---- DATA TO USE

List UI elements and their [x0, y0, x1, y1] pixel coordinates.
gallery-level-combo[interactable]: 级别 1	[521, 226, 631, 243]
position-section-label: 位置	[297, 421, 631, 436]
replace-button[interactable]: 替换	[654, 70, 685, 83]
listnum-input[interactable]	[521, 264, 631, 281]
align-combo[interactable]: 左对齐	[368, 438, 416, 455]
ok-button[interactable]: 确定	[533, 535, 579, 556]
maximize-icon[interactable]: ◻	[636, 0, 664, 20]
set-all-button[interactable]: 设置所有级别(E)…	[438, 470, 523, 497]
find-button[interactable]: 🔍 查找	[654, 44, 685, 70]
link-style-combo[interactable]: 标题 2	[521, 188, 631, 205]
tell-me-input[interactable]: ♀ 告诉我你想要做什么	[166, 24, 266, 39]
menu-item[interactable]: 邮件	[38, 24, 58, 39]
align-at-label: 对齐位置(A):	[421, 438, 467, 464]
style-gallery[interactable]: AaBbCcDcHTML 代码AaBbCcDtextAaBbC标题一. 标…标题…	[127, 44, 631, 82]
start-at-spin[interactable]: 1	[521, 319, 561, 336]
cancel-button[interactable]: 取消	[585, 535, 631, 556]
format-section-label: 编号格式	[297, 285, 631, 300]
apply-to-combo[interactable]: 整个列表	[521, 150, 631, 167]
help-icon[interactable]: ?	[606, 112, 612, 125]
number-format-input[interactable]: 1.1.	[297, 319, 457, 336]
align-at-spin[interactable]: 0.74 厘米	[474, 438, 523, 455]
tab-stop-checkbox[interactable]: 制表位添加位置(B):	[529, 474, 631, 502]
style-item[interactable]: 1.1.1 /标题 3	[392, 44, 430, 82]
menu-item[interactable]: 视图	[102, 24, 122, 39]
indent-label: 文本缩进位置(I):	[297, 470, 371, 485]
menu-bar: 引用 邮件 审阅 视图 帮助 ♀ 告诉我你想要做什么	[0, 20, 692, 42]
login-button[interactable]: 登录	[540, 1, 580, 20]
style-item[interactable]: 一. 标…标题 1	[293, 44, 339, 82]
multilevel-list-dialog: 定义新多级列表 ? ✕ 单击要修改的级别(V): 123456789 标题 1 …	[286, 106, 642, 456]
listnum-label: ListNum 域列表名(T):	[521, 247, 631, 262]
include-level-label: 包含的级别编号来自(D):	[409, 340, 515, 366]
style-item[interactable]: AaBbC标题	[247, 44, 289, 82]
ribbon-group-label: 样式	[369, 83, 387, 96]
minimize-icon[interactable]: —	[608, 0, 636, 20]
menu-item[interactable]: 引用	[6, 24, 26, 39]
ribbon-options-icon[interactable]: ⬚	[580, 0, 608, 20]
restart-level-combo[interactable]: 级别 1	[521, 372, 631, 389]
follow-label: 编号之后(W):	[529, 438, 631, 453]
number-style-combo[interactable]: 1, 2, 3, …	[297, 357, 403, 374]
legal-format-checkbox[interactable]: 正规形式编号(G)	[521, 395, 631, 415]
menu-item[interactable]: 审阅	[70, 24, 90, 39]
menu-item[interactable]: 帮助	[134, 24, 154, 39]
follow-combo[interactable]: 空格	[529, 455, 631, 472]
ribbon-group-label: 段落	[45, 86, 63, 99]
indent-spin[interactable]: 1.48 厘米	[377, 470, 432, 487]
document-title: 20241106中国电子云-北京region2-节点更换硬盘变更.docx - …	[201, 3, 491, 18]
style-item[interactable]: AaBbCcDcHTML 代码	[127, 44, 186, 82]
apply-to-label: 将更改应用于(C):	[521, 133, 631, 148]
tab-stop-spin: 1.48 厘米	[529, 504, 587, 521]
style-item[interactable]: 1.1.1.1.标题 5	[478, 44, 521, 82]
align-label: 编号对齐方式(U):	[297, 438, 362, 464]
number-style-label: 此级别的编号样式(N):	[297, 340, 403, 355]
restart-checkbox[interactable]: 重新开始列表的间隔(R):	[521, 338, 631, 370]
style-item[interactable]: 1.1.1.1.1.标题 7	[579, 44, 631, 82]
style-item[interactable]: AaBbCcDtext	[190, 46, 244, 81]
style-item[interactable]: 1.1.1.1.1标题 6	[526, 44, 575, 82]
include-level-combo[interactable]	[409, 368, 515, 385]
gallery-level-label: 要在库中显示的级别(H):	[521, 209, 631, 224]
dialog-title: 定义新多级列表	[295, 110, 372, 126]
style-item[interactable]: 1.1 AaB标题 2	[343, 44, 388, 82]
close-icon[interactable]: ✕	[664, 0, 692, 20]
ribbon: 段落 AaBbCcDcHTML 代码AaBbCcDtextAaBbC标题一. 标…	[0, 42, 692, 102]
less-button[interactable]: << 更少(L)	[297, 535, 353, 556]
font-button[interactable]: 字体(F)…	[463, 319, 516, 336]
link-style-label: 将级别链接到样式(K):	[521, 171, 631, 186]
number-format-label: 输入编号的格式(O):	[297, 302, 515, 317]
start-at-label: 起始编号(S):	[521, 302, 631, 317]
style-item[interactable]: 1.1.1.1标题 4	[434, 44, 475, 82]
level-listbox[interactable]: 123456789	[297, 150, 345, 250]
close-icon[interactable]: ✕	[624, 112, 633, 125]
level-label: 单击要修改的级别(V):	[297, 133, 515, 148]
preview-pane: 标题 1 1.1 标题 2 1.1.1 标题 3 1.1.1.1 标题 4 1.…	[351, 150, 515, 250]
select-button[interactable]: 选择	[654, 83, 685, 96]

--------

WHAT YOU WILL DO: Please copy every line of the records above word for word, with nothing changed.

EXERCISE ANSWER:
List UI elements and their [x0, y0, x1, y1] pixel coordinates.
gallery-level-combo[interactable]: 级别 1	[521, 226, 631, 243]
position-section-label: 位置	[297, 421, 631, 436]
replace-button[interactable]: 替换	[654, 70, 685, 83]
listnum-input[interactable]	[521, 264, 631, 281]
align-combo[interactable]: 左对齐	[368, 438, 416, 455]
ok-button[interactable]: 确定	[533, 535, 579, 556]
maximize-icon[interactable]: ◻	[636, 0, 664, 20]
set-all-button[interactable]: 设置所有级别(E)…	[438, 470, 523, 497]
find-button[interactable]: 🔍 查找	[654, 44, 685, 70]
link-style-combo[interactable]: 标题 2	[521, 188, 631, 205]
tell-me-input[interactable]: ♀ 告诉我你想要做什么	[166, 24, 266, 39]
menu-item[interactable]: 邮件	[38, 24, 58, 39]
align-at-label: 对齐位置(A):	[421, 438, 467, 464]
style-gallery[interactable]: AaBbCcDcHTML 代码AaBbCcDtextAaBbC标题一. 标…标题…	[127, 44, 631, 82]
start-at-spin[interactable]: 1	[521, 319, 561, 336]
cancel-button[interactable]: 取消	[585, 535, 631, 556]
format-section-label: 编号格式	[297, 285, 631, 300]
apply-to-combo[interactable]: 整个列表	[521, 150, 631, 167]
help-icon[interactable]: ?	[606, 112, 612, 125]
number-format-input[interactable]: 1.1.	[297, 319, 457, 336]
align-at-spin[interactable]: 0.74 厘米	[474, 438, 523, 455]
tab-stop-checkbox[interactable]: 制表位添加位置(B):	[529, 474, 631, 502]
style-item[interactable]: 1.1.1 /标题 3	[392, 44, 430, 82]
menu-item[interactable]: 视图	[102, 24, 122, 39]
indent-label: 文本缩进位置(I):	[297, 470, 371, 485]
menu-bar: 引用 邮件 审阅 视图 帮助 ♀ 告诉我你想要做什么	[0, 20, 692, 42]
login-button[interactable]: 登录	[540, 1, 580, 20]
style-item[interactable]: 一. 标…标题 1	[293, 44, 339, 82]
multilevel-list-dialog: 定义新多级列表 ? ✕ 单击要修改的级别(V): 123456789 标题 1 …	[286, 106, 642, 456]
listnum-label: ListNum 域列表名(T):	[521, 247, 631, 262]
include-level-label: 包含的级别编号来自(D):	[409, 340, 515, 366]
style-item[interactable]: AaBbC标题	[247, 44, 289, 82]
ribbon-group-label: 样式	[369, 83, 387, 96]
minimize-icon[interactable]: —	[608, 0, 636, 20]
menu-item[interactable]: 引用	[6, 24, 26, 39]
ribbon-options-icon[interactable]: ⬚	[580, 0, 608, 20]
restart-level-combo[interactable]: 级别 1	[521, 372, 631, 389]
follow-label: 编号之后(W):	[529, 438, 631, 453]
number-style-combo[interactable]: 1, 2, 3, …	[297, 357, 403, 374]
legal-format-checkbox[interactable]: 正规形式编号(G)	[521, 395, 631, 415]
menu-item[interactable]: 审阅	[70, 24, 90, 39]
menu-item[interactable]: 帮助	[134, 24, 154, 39]
follow-combo[interactable]: 空格	[529, 455, 631, 472]
ribbon-group-label: 段落	[45, 86, 63, 99]
indent-spin[interactable]: 1.48 厘米	[377, 470, 432, 487]
document-title: 20241106中国电子云-北京region2-节点更换硬盘变更.docx - …	[201, 3, 491, 18]
style-item[interactable]: AaBbCcDcHTML 代码	[127, 44, 186, 82]
apply-to-label: 将更改应用于(C):	[521, 133, 631, 148]
tab-stop-spin: 1.48 厘米	[529, 504, 587, 521]
style-item[interactable]: 1.1.1.1.标题 5	[478, 44, 521, 82]
align-label: 编号对齐方式(U):	[297, 438, 362, 464]
number-style-label: 此级别的编号样式(N):	[297, 340, 403, 355]
restart-checkbox[interactable]: 重新开始列表的间隔(R):	[521, 338, 631, 370]
style-item[interactable]: 1.1.1.1.1.标题 7	[579, 44, 631, 82]
style-item[interactable]: AaBbCcDtext	[190, 46, 244, 81]
style-item[interactable]: 1.1.1.1.1标题 6	[526, 44, 575, 82]
include-level-combo[interactable]	[409, 368, 515, 385]
gallery-level-label: 要在库中显示的级别(H):	[521, 209, 631, 224]
dialog-title: 定义新多级列表	[295, 110, 372, 126]
style-item[interactable]: 1.1 AaB标题 2	[343, 44, 388, 82]
close-icon[interactable]: ✕	[664, 0, 692, 20]
ribbon: 段落 AaBbCcDcHTML 代码AaBbCcDtextAaBbC标题一. 标…	[0, 42, 692, 102]
less-button[interactable]: << 更少(L)	[297, 535, 353, 556]
font-button[interactable]: 字体(F)…	[463, 319, 516, 336]
link-style-label: 将级别链接到样式(K):	[521, 171, 631, 186]
number-format-label: 输入编号的格式(O):	[297, 302, 515, 317]
start-at-label: 起始编号(S):	[521, 302, 631, 317]
style-item[interactable]: 1.1.1.1标题 4	[434, 44, 475, 82]
level-listbox[interactable]: 123456789	[297, 150, 345, 250]
close-icon[interactable]: ✕	[624, 112, 633, 125]
level-label: 单击要修改的级别(V):	[297, 133, 515, 148]
preview-pane: 标题 1 1.1 标题 2 1.1.1 标题 3 1.1.1.1 标题 4 1.…	[351, 150, 515, 250]
select-button[interactable]: 选择	[654, 83, 685, 96]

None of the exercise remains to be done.